_INSTRUCTIONS FOR THE TASK_
Repeat word for word the lines from the one holding "What data was" through the end, both ends included, and leave out every picture.

_DATA SUPPLIED_
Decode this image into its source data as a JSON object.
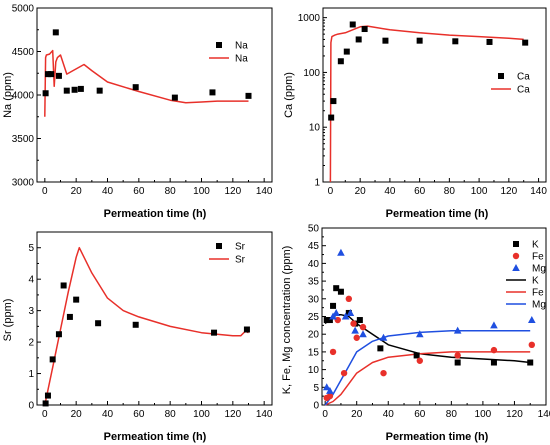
{
  "chart_data": [
    {
      "type": "line",
      "id": "na",
      "xlabel": "Permeation time (h)",
      "ylabel": "Na (ppm)",
      "xlim": [
        -5,
        145
      ],
      "ylim": [
        3000,
        5000
      ],
      "xticks": [
        0,
        20,
        40,
        60,
        80,
        100,
        120,
        140
      ],
      "yticks": [
        3000,
        3500,
        4000,
        4500,
        5000
      ],
      "scale": "linear",
      "legend_position": "top-right",
      "series": [
        {
          "name": "Na",
          "kind": "scatter",
          "marker": "square",
          "color": "#000000",
          "x": [
            0.5,
            2,
            4,
            7,
            9,
            14,
            19,
            23,
            35,
            58,
            83,
            107,
            130
          ],
          "y": [
            4020,
            4240,
            4240,
            4720,
            4220,
            4050,
            4060,
            4070,
            4050,
            4090,
            3970,
            4030,
            3990
          ]
        },
        {
          "name": "Na",
          "kind": "line",
          "color": "#e8302a",
          "x": [
            0,
            0.5,
            1,
            3,
            5,
            6,
            7,
            8,
            10,
            14,
            18,
            25,
            30,
            40,
            60,
            80,
            90,
            100,
            110,
            120,
            130
          ],
          "y": [
            3750,
            4430,
            4460,
            4470,
            4510,
            4100,
            4380,
            4430,
            4460,
            4240,
            4280,
            4350,
            4280,
            4150,
            4040,
            3940,
            3910,
            3920,
            3930,
            3930,
            3930
          ]
        }
      ]
    },
    {
      "type": "line",
      "id": "ca",
      "xlabel": "Permeation time (h)",
      "ylabel": "Ca (ppm)",
      "xlim": [
        -5,
        145
      ],
      "ylim": [
        1,
        1500
      ],
      "xticks": [
        0,
        20,
        40,
        60,
        80,
        100,
        120,
        140
      ],
      "yticks": [
        1,
        10,
        100,
        1000
      ],
      "scale": "log",
      "legend_position": "bottom-right",
      "series": [
        {
          "name": "Ca",
          "kind": "scatter",
          "marker": "square",
          "color": "#000000",
          "x": [
            0.5,
            2,
            7,
            11,
            15,
            19,
            23,
            37,
            60,
            84,
            107,
            131
          ],
          "y": [
            15,
            30,
            160,
            240,
            750,
            400,
            620,
            380,
            380,
            370,
            360,
            350
          ]
        },
        {
          "name": "Ca",
          "kind": "line",
          "color": "#e8302a",
          "x": [
            0,
            0.3,
            1,
            3,
            5,
            10,
            15,
            20,
            25,
            40,
            60,
            80,
            100,
            120,
            130
          ],
          "y": [
            1,
            350,
            450,
            480,
            500,
            530,
            600,
            680,
            700,
            600,
            530,
            480,
            450,
            420,
            400
          ]
        }
      ]
    },
    {
      "type": "line",
      "id": "sr",
      "xlabel": "Permeation time (h)",
      "ylabel": "Sr (ppm)",
      "xlim": [
        -5,
        145
      ],
      "ylim": [
        0,
        5.5
      ],
      "xticks": [
        0,
        20,
        40,
        60,
        80,
        100,
        120,
        140
      ],
      "yticks": [
        0,
        1,
        2,
        3,
        4,
        5
      ],
      "scale": "linear",
      "legend_position": "top-right",
      "series": [
        {
          "name": "Sr",
          "kind": "scatter",
          "marker": "square",
          "color": "#000000",
          "x": [
            0.5,
            2,
            5,
            9,
            12,
            16,
            20,
            34,
            58,
            108,
            129
          ],
          "y": [
            0.05,
            0.3,
            1.45,
            2.25,
            3.8,
            2.8,
            3.35,
            2.6,
            2.55,
            2.3,
            2.4
          ]
        },
        {
          "name": "Sr",
          "kind": "line",
          "color": "#e8302a",
          "x": [
            0,
            5,
            10,
            15,
            20,
            22,
            25,
            30,
            40,
            50,
            60,
            80,
            100,
            110,
            120,
            125,
            128,
            130
          ],
          "y": [
            0,
            1.2,
            2.4,
            3.6,
            4.7,
            5.0,
            4.7,
            4.2,
            3.4,
            3.0,
            2.8,
            2.5,
            2.3,
            2.25,
            2.2,
            2.2,
            2.35,
            2.3
          ]
        }
      ]
    },
    {
      "type": "line",
      "id": "kfemg",
      "xlabel": "Permeation time (h)",
      "ylabel": "K, Fe, Mg concentration (ppm)",
      "xlim": [
        -2,
        140
      ],
      "ylim": [
        0,
        50
      ],
      "xticks": [
        0,
        20,
        40,
        60,
        80,
        100,
        120,
        140
      ],
      "yticks": [
        0,
        5,
        10,
        15,
        20,
        25,
        30,
        35,
        40,
        45,
        50
      ],
      "scale": "linear",
      "legend_position": "top-right",
      "series": [
        {
          "name": "K",
          "kind": "scatter",
          "marker": "square",
          "color": "#000000",
          "x": [
            1,
            3,
            5,
            7,
            10,
            15,
            19,
            22,
            35,
            58,
            84,
            107,
            130
          ],
          "y": [
            24,
            24,
            28,
            33,
            32,
            26,
            23,
            24,
            16,
            14,
            12,
            12,
            12
          ]
        },
        {
          "name": "Fe",
          "kind": "scatter",
          "marker": "circle",
          "color": "#e8302a",
          "x": [
            1,
            3,
            5,
            8,
            12,
            15,
            18,
            20,
            24,
            37,
            60,
            84,
            107,
            131
          ],
          "y": [
            2,
            2.5,
            15,
            24,
            9,
            30,
            23,
            19,
            22,
            9,
            12.5,
            14,
            15.5,
            17
          ]
        },
        {
          "name": "Mg",
          "kind": "scatter",
          "marker": "triangle",
          "color": "#1f4fe0",
          "x": [
            1,
            3,
            5,
            7,
            10,
            13,
            16,
            19,
            24,
            37,
            60,
            84,
            107,
            131
          ],
          "y": [
            5,
            4,
            25,
            26,
            43,
            25,
            26,
            21,
            20,
            19,
            20,
            21,
            22.5,
            24
          ]
        },
        {
          "name": "K",
          "kind": "line",
          "color": "#000000",
          "x": [
            0,
            2,
            5,
            8,
            10,
            15,
            20,
            30,
            40,
            60,
            80,
            100,
            120,
            130
          ],
          "y": [
            23,
            24,
            25,
            25.5,
            25.5,
            25,
            23,
            20,
            17,
            14.5,
            13.5,
            13,
            12.5,
            12
          ]
        },
        {
          "name": "Fe",
          "kind": "line",
          "color": "#e8302a",
          "x": [
            0,
            5,
            10,
            15,
            20,
            30,
            40,
            60,
            80,
            100,
            120,
            130
          ],
          "y": [
            0,
            1,
            3,
            6,
            9,
            12,
            13.5,
            14.5,
            15,
            15,
            15,
            15
          ]
        },
        {
          "name": "Mg",
          "kind": "line",
          "color": "#1f4fe0",
          "x": [
            0,
            5,
            10,
            15,
            20,
            30,
            40,
            60,
            80,
            100,
            120,
            130
          ],
          "y": [
            0,
            3,
            7,
            11,
            15,
            18,
            19.5,
            20.5,
            21,
            21,
            21,
            21
          ]
        }
      ]
    }
  ]
}
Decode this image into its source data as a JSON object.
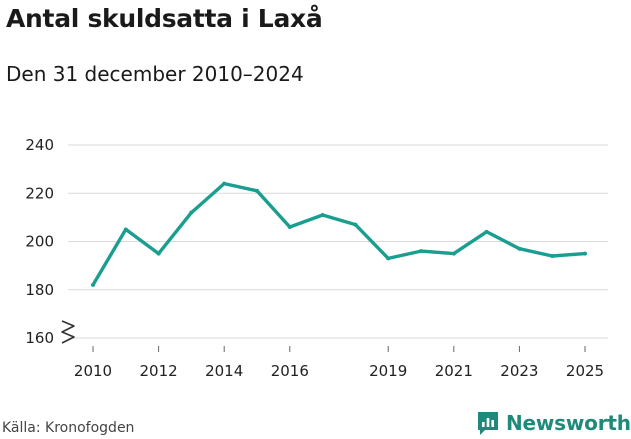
{
  "header": {
    "title": "Antal skuldsatta i Laxå",
    "subtitle": "Den 31 december 2010–2024"
  },
  "footer": {
    "source": "Källa: Kronofogden",
    "brand": "Newsworthy",
    "brand_icon": "newsworthy-logo-icon"
  },
  "colors": {
    "line": "#1a9e8f",
    "grid": "#d9d9d9",
    "brand": "#1f8a7a"
  },
  "chart_data": {
    "type": "line",
    "title": "Antal skuldsatta i Laxå",
    "subtitle": "Den 31 december 2010–2024",
    "x": [
      2010,
      2011,
      2012,
      2013,
      2014,
      2015,
      2016,
      2017,
      2018,
      2019,
      2020,
      2021,
      2022,
      2023,
      2024,
      2025
    ],
    "series": [
      {
        "values": [
          182,
          205,
          195,
          212,
          224,
          221,
          206,
          211,
          207,
          193,
          196,
          195,
          204,
          197,
          194,
          195
        ]
      }
    ],
    "xticks": [
      2010,
      2012,
      2014,
      2016,
      2019,
      2021,
      2023,
      2025
    ],
    "yticks": [
      160,
      180,
      200,
      220,
      240
    ],
    "ylim": [
      160,
      240
    ],
    "xlim": [
      2010,
      2025
    ],
    "axis_break": true,
    "grid": true,
    "legend": "none"
  }
}
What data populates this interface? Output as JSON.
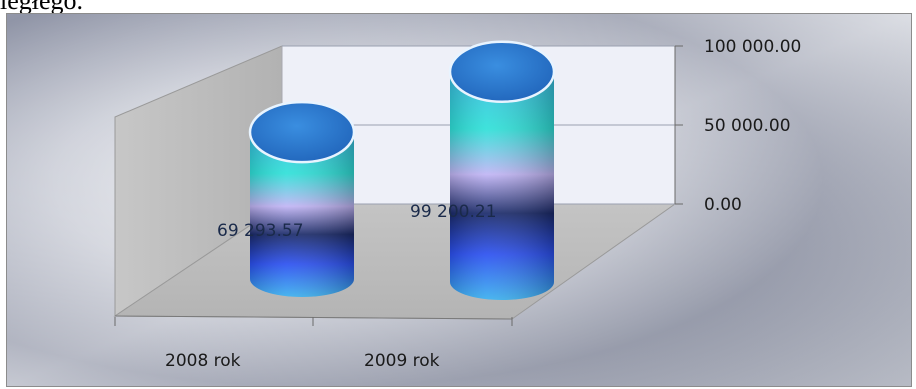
{
  "header_text": "ległego.",
  "colors": {
    "cylinder_top": "#2a78cc",
    "cylinder_body_light": "#2ee0e0",
    "cylinder_body_mid": "#b8a8f0",
    "cylinder_body_dark": "#1a2a70",
    "cylinder_body_blue": "#2a5ae8",
    "back_wall": "#eef0f8",
    "floor": "#b8b8b8"
  },
  "chart_data": {
    "type": "bar",
    "subtype": "3d-cylinder",
    "categories": [
      "2008 rok",
      "2009 rok"
    ],
    "values": [
      69293.57,
      99200.21
    ],
    "value_labels": [
      "69 293.57",
      "99 200.21"
    ],
    "y_ticks": [
      "100 000.00",
      "50 000.00",
      "0.00"
    ],
    "ylim": [
      0,
      100000
    ],
    "title": "",
    "xlabel": "",
    "ylabel": "",
    "grid": true,
    "legend": "none",
    "axis_position": "right"
  }
}
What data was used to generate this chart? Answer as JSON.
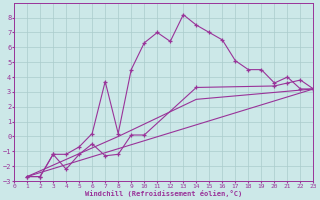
{
  "xlabel": "Windchill (Refroidissement éolien,°C)",
  "background_color": "#cce8e8",
  "grid_color": "#aacccc",
  "line_color": "#993399",
  "xlim": [
    0,
    23
  ],
  "ylim": [
    -3,
    9
  ],
  "xticks": [
    0,
    1,
    2,
    3,
    4,
    5,
    6,
    7,
    8,
    9,
    10,
    11,
    12,
    13,
    14,
    15,
    16,
    17,
    18,
    19,
    20,
    21,
    22,
    23
  ],
  "yticks": [
    -3,
    -2,
    -1,
    0,
    1,
    2,
    3,
    4,
    5,
    6,
    7,
    8
  ],
  "line1_x": [
    1,
    2,
    3,
    4,
    5,
    6,
    7,
    8,
    9,
    10,
    11,
    12,
    13,
    14,
    15,
    16,
    17,
    18,
    19,
    20,
    21,
    22,
    23
  ],
  "line1_y": [
    -2.7,
    -2.7,
    -1.2,
    -1.2,
    -0.7,
    0.2,
    3.7,
    0.2,
    4.5,
    6.3,
    7.0,
    6.4,
    8.2,
    7.5,
    7.0,
    6.5,
    5.1,
    4.5,
    4.5,
    3.6,
    4.0,
    3.2,
    3.2
  ],
  "line2_x": [
    1,
    2,
    3,
    4,
    5,
    6,
    7,
    8,
    9,
    10,
    14,
    20,
    21,
    22,
    23
  ],
  "line2_y": [
    -2.7,
    -2.7,
    -1.2,
    -2.2,
    -1.2,
    -0.5,
    -1.3,
    -1.2,
    0.1,
    0.1,
    3.3,
    3.4,
    3.6,
    3.8,
    3.2
  ],
  "line3_x": [
    1,
    8,
    14,
    23
  ],
  "line3_y": [
    -2.7,
    0.0,
    2.5,
    3.2
  ],
  "line4_x": [
    1,
    23
  ],
  "line4_y": [
    -2.7,
    3.2
  ]
}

_OUTPUT FOR THIS TASK_
What data was used to generate this chart? Answer as JSON.
{
  "xlabel": "Windchill (Refroidissement éolien,°C)",
  "background_color": "#cce8e8",
  "grid_color": "#aacccc",
  "line_color": "#993399",
  "xlim": [
    0,
    23
  ],
  "ylim": [
    -3,
    9
  ],
  "xticks": [
    0,
    1,
    2,
    3,
    4,
    5,
    6,
    7,
    8,
    9,
    10,
    11,
    12,
    13,
    14,
    15,
    16,
    17,
    18,
    19,
    20,
    21,
    22,
    23
  ],
  "yticks": [
    -3,
    -2,
    -1,
    0,
    1,
    2,
    3,
    4,
    5,
    6,
    7,
    8
  ],
  "line1_x": [
    1,
    2,
    3,
    4,
    5,
    6,
    7,
    8,
    9,
    10,
    11,
    12,
    13,
    14,
    15,
    16,
    17,
    18,
    19,
    20,
    21,
    22,
    23
  ],
  "line1_y": [
    -2.7,
    -2.7,
    -1.2,
    -1.2,
    -0.7,
    0.2,
    3.7,
    0.2,
    4.5,
    6.3,
    7.0,
    6.4,
    8.2,
    7.5,
    7.0,
    6.5,
    5.1,
    4.5,
    4.5,
    3.6,
    4.0,
    3.2,
    3.2
  ],
  "line2_x": [
    1,
    2,
    3,
    4,
    5,
    6,
    7,
    8,
    9,
    10,
    14,
    20,
    21,
    22,
    23
  ],
  "line2_y": [
    -2.7,
    -2.7,
    -1.2,
    -2.2,
    -1.2,
    -0.5,
    -1.3,
    -1.2,
    0.1,
    0.1,
    3.3,
    3.4,
    3.6,
    3.8,
    3.2
  ],
  "line3_x": [
    1,
    8,
    14,
    23
  ],
  "line3_y": [
    -2.7,
    0.0,
    2.5,
    3.2
  ],
  "line4_x": [
    1,
    23
  ],
  "line4_y": [
    -2.7,
    3.2
  ]
}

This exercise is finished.